• **Dataset records**
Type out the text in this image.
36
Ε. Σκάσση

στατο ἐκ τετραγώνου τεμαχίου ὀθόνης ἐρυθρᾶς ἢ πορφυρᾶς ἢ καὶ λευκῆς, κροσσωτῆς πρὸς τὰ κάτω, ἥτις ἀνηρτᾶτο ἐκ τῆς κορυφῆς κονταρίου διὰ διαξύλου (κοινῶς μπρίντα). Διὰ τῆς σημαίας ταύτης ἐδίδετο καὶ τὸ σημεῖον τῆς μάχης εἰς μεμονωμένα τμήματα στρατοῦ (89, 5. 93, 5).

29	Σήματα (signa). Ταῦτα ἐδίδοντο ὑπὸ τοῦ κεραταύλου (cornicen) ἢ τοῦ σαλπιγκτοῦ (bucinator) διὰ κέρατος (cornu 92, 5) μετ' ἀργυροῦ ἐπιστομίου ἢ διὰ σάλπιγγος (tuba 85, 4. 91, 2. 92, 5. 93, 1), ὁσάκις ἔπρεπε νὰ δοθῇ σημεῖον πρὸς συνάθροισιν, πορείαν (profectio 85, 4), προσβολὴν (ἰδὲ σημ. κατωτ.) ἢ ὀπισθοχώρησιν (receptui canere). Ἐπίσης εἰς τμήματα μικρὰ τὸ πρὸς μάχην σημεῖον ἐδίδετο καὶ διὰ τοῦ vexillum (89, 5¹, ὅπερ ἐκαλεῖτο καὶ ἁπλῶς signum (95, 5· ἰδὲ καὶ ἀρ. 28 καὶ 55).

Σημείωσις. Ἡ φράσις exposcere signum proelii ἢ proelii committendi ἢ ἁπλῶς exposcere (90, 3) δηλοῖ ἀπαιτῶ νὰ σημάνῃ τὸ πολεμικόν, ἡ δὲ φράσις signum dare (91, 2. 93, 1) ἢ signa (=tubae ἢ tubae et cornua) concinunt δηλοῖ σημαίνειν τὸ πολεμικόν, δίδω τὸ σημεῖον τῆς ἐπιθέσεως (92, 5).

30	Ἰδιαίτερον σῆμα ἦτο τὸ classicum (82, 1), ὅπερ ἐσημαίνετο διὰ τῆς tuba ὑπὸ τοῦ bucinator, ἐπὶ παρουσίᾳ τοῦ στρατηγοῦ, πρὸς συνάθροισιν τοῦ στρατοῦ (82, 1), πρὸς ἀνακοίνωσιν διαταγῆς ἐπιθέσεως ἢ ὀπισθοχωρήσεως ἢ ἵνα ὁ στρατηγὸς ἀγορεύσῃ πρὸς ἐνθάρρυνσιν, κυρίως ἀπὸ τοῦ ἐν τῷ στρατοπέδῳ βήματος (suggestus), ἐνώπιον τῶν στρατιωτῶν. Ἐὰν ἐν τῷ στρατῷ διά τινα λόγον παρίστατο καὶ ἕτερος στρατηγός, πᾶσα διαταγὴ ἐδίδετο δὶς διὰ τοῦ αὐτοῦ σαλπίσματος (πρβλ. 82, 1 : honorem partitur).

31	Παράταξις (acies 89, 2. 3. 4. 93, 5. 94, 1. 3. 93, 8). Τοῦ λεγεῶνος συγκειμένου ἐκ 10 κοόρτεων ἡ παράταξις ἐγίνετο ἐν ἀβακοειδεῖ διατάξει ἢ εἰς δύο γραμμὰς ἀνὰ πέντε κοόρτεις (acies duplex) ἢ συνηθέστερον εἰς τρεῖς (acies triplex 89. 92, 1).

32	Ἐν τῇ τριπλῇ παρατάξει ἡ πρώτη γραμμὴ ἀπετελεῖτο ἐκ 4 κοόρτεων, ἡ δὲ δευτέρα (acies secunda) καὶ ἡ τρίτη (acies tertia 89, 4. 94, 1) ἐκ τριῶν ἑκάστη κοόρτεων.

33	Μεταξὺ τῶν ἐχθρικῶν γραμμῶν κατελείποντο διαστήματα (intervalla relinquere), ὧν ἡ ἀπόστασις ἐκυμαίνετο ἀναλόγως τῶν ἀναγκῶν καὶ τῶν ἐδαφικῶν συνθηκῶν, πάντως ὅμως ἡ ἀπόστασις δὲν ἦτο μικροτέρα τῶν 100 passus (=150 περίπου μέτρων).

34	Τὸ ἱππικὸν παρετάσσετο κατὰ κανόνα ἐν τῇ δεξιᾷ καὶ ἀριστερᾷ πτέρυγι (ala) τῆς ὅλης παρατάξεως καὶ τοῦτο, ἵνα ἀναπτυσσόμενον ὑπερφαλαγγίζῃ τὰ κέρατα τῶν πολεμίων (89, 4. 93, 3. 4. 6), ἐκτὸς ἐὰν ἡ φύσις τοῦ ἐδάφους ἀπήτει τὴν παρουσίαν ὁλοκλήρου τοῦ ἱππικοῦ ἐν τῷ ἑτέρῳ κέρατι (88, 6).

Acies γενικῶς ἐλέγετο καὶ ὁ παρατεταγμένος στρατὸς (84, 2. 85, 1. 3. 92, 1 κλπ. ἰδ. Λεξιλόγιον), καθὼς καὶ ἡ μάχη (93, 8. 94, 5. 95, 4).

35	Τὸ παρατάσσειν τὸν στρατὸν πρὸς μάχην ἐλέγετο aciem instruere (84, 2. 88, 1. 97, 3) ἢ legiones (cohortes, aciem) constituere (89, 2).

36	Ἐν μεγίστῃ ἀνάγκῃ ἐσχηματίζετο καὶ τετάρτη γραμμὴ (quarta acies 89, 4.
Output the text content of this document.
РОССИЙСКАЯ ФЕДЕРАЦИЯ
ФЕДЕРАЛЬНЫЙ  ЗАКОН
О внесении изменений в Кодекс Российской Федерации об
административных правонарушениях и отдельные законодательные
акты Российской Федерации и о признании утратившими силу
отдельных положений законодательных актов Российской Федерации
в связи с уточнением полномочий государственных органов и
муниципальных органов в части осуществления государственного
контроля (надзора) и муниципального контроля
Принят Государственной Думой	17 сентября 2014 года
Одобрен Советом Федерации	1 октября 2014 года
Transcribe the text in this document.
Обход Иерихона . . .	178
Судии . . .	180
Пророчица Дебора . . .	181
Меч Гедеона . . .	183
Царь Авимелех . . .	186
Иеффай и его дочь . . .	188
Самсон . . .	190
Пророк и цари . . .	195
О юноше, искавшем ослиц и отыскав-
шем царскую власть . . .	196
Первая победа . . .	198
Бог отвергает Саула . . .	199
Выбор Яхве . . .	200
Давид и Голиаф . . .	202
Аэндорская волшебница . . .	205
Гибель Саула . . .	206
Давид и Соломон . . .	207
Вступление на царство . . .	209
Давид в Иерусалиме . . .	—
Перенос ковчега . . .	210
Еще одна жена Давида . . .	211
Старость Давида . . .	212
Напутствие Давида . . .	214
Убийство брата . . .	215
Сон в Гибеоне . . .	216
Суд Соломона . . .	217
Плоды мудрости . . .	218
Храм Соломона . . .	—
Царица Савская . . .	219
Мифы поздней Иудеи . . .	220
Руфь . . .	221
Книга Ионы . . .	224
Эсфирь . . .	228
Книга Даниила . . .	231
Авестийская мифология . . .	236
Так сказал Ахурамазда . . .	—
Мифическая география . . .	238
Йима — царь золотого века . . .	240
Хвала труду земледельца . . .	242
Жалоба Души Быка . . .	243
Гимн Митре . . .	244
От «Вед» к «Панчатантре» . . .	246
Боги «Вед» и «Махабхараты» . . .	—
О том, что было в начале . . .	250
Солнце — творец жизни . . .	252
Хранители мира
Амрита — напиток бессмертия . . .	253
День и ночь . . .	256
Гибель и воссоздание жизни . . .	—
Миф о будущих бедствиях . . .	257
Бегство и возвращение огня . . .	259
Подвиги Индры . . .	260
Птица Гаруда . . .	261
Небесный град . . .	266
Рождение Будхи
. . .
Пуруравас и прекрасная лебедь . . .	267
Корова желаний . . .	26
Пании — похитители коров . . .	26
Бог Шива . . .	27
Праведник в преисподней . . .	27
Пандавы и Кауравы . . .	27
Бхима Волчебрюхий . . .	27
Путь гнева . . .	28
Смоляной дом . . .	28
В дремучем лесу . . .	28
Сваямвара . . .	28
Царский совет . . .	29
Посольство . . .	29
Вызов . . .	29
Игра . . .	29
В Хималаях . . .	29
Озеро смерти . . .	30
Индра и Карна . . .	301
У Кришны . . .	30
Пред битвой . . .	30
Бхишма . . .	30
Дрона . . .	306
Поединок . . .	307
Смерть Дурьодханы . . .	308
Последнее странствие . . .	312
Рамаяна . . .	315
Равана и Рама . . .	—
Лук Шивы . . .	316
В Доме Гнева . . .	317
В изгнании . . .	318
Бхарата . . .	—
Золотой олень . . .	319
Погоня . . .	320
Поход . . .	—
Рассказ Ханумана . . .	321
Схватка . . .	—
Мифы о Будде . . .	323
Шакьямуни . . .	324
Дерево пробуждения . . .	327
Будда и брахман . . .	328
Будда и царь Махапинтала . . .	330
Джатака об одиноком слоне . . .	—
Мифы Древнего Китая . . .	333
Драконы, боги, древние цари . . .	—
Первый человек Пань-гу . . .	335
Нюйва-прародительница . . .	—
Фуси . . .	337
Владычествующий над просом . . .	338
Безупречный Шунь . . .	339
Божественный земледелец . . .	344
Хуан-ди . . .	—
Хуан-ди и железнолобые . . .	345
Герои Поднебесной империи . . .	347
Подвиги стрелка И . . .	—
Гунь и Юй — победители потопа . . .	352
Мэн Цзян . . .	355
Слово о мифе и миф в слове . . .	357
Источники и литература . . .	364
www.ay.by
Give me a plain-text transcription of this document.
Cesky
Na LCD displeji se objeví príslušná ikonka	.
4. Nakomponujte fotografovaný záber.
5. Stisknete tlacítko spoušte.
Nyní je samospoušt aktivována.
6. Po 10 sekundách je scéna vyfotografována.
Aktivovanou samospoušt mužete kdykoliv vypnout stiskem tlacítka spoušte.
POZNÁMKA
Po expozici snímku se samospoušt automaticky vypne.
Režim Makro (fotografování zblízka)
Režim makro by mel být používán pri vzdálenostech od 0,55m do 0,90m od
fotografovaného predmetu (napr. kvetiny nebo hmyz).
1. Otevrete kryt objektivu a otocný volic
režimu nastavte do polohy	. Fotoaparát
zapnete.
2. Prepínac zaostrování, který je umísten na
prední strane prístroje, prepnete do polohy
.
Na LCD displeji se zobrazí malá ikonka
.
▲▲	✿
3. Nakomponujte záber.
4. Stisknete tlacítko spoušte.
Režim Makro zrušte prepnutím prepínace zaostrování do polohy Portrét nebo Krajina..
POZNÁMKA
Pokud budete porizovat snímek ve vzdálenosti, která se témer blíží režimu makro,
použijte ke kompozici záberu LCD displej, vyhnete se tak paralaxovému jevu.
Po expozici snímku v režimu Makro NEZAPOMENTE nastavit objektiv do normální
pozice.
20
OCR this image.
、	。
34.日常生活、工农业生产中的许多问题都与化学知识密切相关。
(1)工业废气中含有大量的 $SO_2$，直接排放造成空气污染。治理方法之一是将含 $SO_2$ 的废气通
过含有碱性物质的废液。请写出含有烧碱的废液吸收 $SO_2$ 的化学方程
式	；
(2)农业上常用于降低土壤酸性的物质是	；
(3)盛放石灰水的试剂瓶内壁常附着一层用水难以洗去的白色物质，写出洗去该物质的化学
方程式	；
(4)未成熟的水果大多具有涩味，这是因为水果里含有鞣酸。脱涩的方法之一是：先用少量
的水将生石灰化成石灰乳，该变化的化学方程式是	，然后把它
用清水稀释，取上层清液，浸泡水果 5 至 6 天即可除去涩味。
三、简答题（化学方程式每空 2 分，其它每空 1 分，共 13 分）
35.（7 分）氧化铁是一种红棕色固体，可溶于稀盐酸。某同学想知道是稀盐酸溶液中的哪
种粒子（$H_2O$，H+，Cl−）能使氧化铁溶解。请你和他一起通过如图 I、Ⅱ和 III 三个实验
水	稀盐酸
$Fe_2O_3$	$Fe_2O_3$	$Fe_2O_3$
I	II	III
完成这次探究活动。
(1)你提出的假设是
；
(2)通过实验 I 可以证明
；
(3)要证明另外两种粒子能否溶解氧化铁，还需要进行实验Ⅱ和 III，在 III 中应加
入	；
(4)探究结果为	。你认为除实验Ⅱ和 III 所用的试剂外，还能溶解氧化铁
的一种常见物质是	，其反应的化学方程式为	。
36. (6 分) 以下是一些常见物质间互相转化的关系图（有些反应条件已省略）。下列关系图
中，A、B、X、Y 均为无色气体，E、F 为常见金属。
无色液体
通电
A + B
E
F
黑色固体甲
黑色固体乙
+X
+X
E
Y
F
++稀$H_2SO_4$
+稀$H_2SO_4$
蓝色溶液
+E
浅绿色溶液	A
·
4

• **Given request**
Write down only the number of lines that contain the string "image" in the listing.

• **Problem solution**
2